Without the images, write out the whole listing exactly.

* * * * * * * * *

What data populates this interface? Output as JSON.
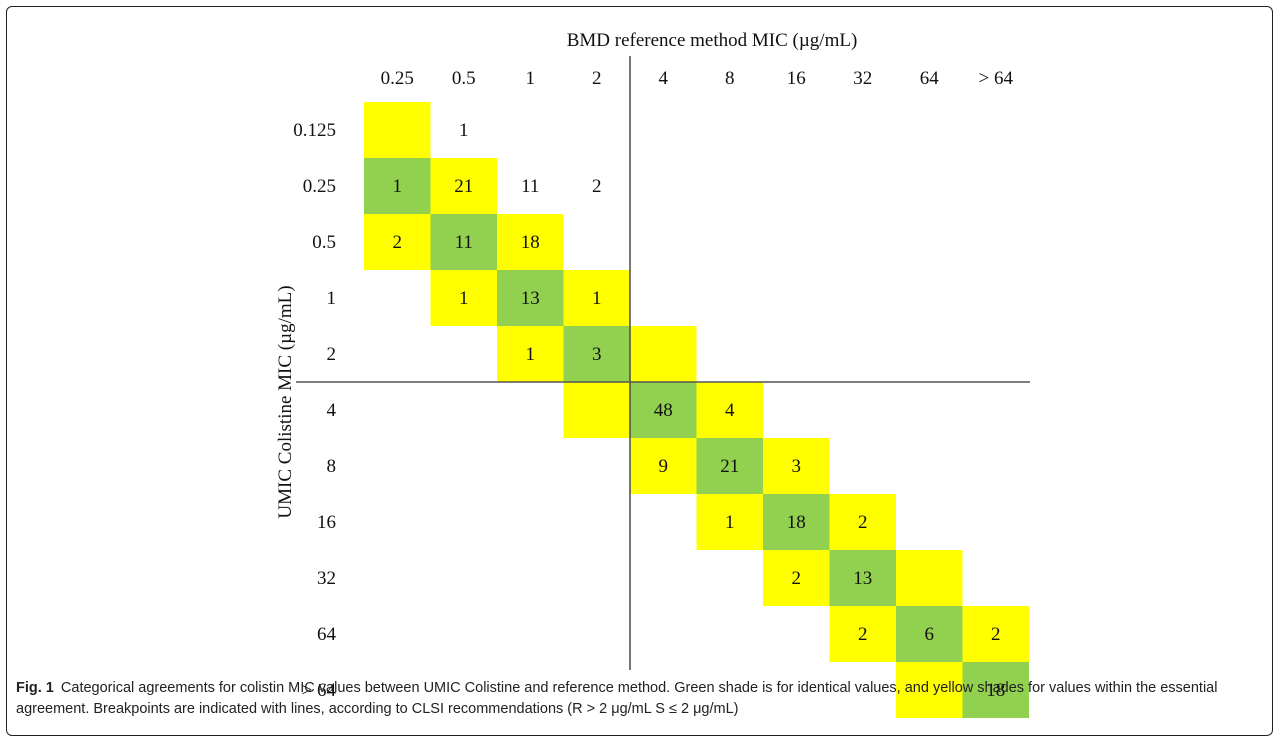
{
  "caption": {
    "label": "Fig. 1",
    "text": "Categorical agreements for colistin MIC values between UMIC Colistine and reference method. Green shade is for identical values, and yellow shades for values within the essential agreement. Breakpoints are indicated with lines, according to CLSI recommendations (R > 2 μg/mL S ≤ 2 μg/mL)"
  },
  "chart_data": {
    "type": "heatmap",
    "title": "",
    "xlabel": "BMD reference method MIC (µg/mL)",
    "ylabel": "UMIC Colistine MIC (µg/mL)",
    "x_categories": [
      "0.25",
      "0.5",
      "1",
      "2",
      "4",
      "8",
      "16",
      "32",
      "64",
      "> 64"
    ],
    "y_categories": [
      "0.125",
      "0.25",
      "0.5",
      "1",
      "2",
      "4",
      "8",
      "16",
      "32",
      "64",
      "> 64"
    ],
    "colors": {
      "identical": "#92d050",
      "essential_agreement": "#ffff00",
      "text": "#111111",
      "line": "#555555"
    },
    "legend": {
      "identical": "Green shade is for identical values",
      "essential_agreement": "yellow shades for values within the essential agreement"
    },
    "breakpoints": {
      "x_between": [
        "2",
        "4"
      ],
      "y_between": [
        "2",
        "4"
      ]
    },
    "cells": [
      {
        "row": "0.125",
        "col": "0.25",
        "shade": "yellow",
        "value": null
      },
      {
        "row": "0.125",
        "col": "0.5",
        "shade": "none",
        "value": 1
      },
      {
        "row": "0.25",
        "col": "0.25",
        "shade": "green",
        "value": 1
      },
      {
        "row": "0.25",
        "col": "0.5",
        "shade": "yellow",
        "value": 21
      },
      {
        "row": "0.25",
        "col": "1",
        "shade": "none",
        "value": 11
      },
      {
        "row": "0.25",
        "col": "2",
        "shade": "none",
        "value": 2
      },
      {
        "row": "0.5",
        "col": "0.25",
        "shade": "yellow",
        "value": 2
      },
      {
        "row": "0.5",
        "col": "0.5",
        "shade": "green",
        "value": 11
      },
      {
        "row": "0.5",
        "col": "1",
        "shade": "yellow",
        "value": 18
      },
      {
        "row": "1",
        "col": "0.5",
        "shade": "yellow",
        "value": 1
      },
      {
        "row": "1",
        "col": "1",
        "shade": "green",
        "value": 13
      },
      {
        "row": "1",
        "col": "2",
        "shade": "yellow",
        "value": 1
      },
      {
        "row": "2",
        "col": "1",
        "shade": "yellow",
        "value": 1
      },
      {
        "row": "2",
        "col": "2",
        "shade": "green",
        "value": 3
      },
      {
        "row": "2",
        "col": "4",
        "shade": "yellow",
        "value": null
      },
      {
        "row": "4",
        "col": "2",
        "shade": "yellow",
        "value": null
      },
      {
        "row": "4",
        "col": "4",
        "shade": "green",
        "value": 48
      },
      {
        "row": "4",
        "col": "8",
        "shade": "yellow",
        "value": 4
      },
      {
        "row": "8",
        "col": "4",
        "shade": "yellow",
        "value": 9
      },
      {
        "row": "8",
        "col": "8",
        "shade": "green",
        "value": 21
      },
      {
        "row": "8",
        "col": "16",
        "shade": "yellow",
        "value": 3
      },
      {
        "row": "16",
        "col": "8",
        "shade": "yellow",
        "value": 1
      },
      {
        "row": "16",
        "col": "16",
        "shade": "green",
        "value": 18
      },
      {
        "row": "16",
        "col": "32",
        "shade": "yellow",
        "value": 2
      },
      {
        "row": "32",
        "col": "16",
        "shade": "yellow",
        "value": 2
      },
      {
        "row": "32",
        "col": "32",
        "shade": "green",
        "value": 13
      },
      {
        "row": "32",
        "col": "64",
        "shade": "yellow",
        "value": null
      },
      {
        "row": "64",
        "col": "32",
        "shade": "yellow",
        "value": 2
      },
      {
        "row": "64",
        "col": "64",
        "shade": "green",
        "value": 6
      },
      {
        "row": "64",
        "col": "> 64",
        "shade": "yellow",
        "value": 2
      },
      {
        "row": "> 64",
        "col": "64",
        "shade": "yellow",
        "value": null
      },
      {
        "row": "> 64",
        "col": "> 64",
        "shade": "green",
        "value": 18
      }
    ]
  }
}
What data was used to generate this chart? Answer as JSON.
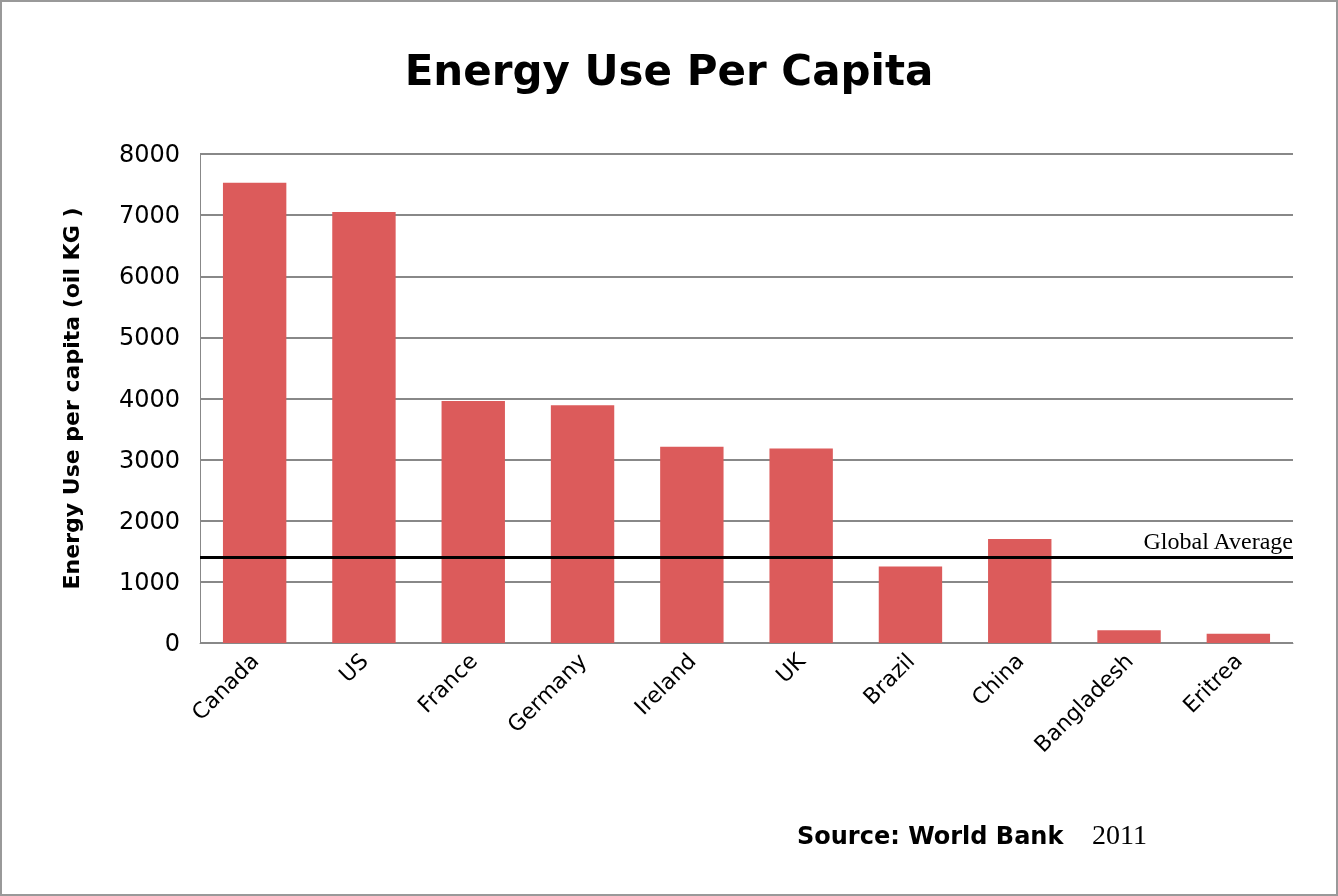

* * * * * * * * *

Full solution:
What data populates this interface? Output as JSON.
{
  "caption": {
    "label": "Fig. 1",
    "text": "Categorical agreements for colistin MIC values between UMIC Colistine and reference method. Green shade is for identical values, and yellow shades for values within the essential agreement. Breakpoints are indicated with lines, according to CLSI recommendations (R > 2 μg/mL S ≤ 2 μg/mL)"
  },
  "chart_data": {
    "type": "heatmap",
    "title": "",
    "xlabel": "BMD reference method MIC (µg/mL)",
    "ylabel": "UMIC Colistine MIC (µg/mL)",
    "x_categories": [
      "0.25",
      "0.5",
      "1",
      "2",
      "4",
      "8",
      "16",
      "32",
      "64",
      "> 64"
    ],
    "y_categories": [
      "0.125",
      "0.25",
      "0.5",
      "1",
      "2",
      "4",
      "8",
      "16",
      "32",
      "64",
      "> 64"
    ],
    "colors": {
      "identical": "#92d050",
      "essential_agreement": "#ffff00",
      "text": "#111111",
      "line": "#555555"
    },
    "legend": {
      "identical": "Green shade is for identical values",
      "essential_agreement": "yellow shades for values within the essential agreement"
    },
    "breakpoints": {
      "x_between": [
        "2",
        "4"
      ],
      "y_between": [
        "2",
        "4"
      ]
    },
    "cells": [
      {
        "row": "0.125",
        "col": "0.25",
        "shade": "yellow",
        "value": null
      },
      {
        "row": "0.125",
        "col": "0.5",
        "shade": "none",
        "value": 1
      },
      {
        "row": "0.25",
        "col": "0.25",
        "shade": "green",
        "value": 1
      },
      {
        "row": "0.25",
        "col": "0.5",
        "shade": "yellow",
        "value": 21
      },
      {
        "row": "0.25",
        "col": "1",
        "shade": "none",
        "value": 11
      },
      {
        "row": "0.25",
        "col": "2",
        "shade": "none",
        "value": 2
      },
      {
        "row": "0.5",
        "col": "0.25",
        "shade": "yellow",
        "value": 2
      },
      {
        "row": "0.5",
        "col": "0.5",
        "shade": "green",
        "value": 11
      },
      {
        "row": "0.5",
        "col": "1",
        "shade": "yellow",
        "value": 18
      },
      {
        "row": "1",
        "col": "0.5",
        "shade": "yellow",
        "value": 1
      },
      {
        "row": "1",
        "col": "1",
        "shade": "green",
        "value": 13
      },
      {
        "row": "1",
        "col": "2",
        "shade": "yellow",
        "value": 1
      },
      {
        "row": "2",
        "col": "1",
        "shade": "yellow",
        "value": 1
      },
      {
        "row": "2",
        "col": "2",
        "shade": "green",
        "value": 3
      },
      {
        "row": "2",
        "col": "4",
        "shade": "yellow",
        "value": null
      },
      {
        "row": "4",
        "col": "2",
        "shade": "yellow",
        "value": null
      },
      {
        "row": "4",
        "col": "4",
        "shade": "green",
        "value": 48
      },
      {
        "row": "4",
        "col": "8",
        "shade": "yellow",
        "value": 4
      },
      {
        "row": "8",
        "col": "4",
        "shade": "yellow",
        "value": 9
      },
      {
        "row": "8",
        "col": "8",
        "shade": "green",
        "value": 21
      },
      {
        "row": "8",
        "col": "16",
        "shade": "yellow",
        "value": 3
      },
      {
        "row": "16",
        "col": "8",
        "shade": "yellow",
        "value": 1
      },
      {
        "row": "16",
        "col": "16",
        "shade": "green",
        "value": 18
      },
      {
        "row": "16",
        "col": "32",
        "shade": "yellow",
        "value": 2
      },
      {
        "row": "32",
        "col": "16",
        "shade": "yellow",
        "value": 2
      },
      {
        "row": "32",
        "col": "32",
        "shade": "green",
        "value": 13
      },
      {
        "row": "32",
        "col": "64",
        "shade": "yellow",
        "value": null
      },
      {
        "row": "64",
        "col": "32",
        "shade": "yellow",
        "value": 2
      },
      {
        "row": "64",
        "col": "64",
        "shade": "green",
        "value": 6
      },
      {
        "row": "64",
        "col": "> 64",
        "shade": "yellow",
        "value": 2
      },
      {
        "row": "> 64",
        "col": "64",
        "shade": "yellow",
        "value": null
      },
      {
        "row": "> 64",
        "col": "> 64",
        "shade": "green",
        "value": 18
      }
    ]
  }
}
What data was used to generate this chart? Answer as JSON.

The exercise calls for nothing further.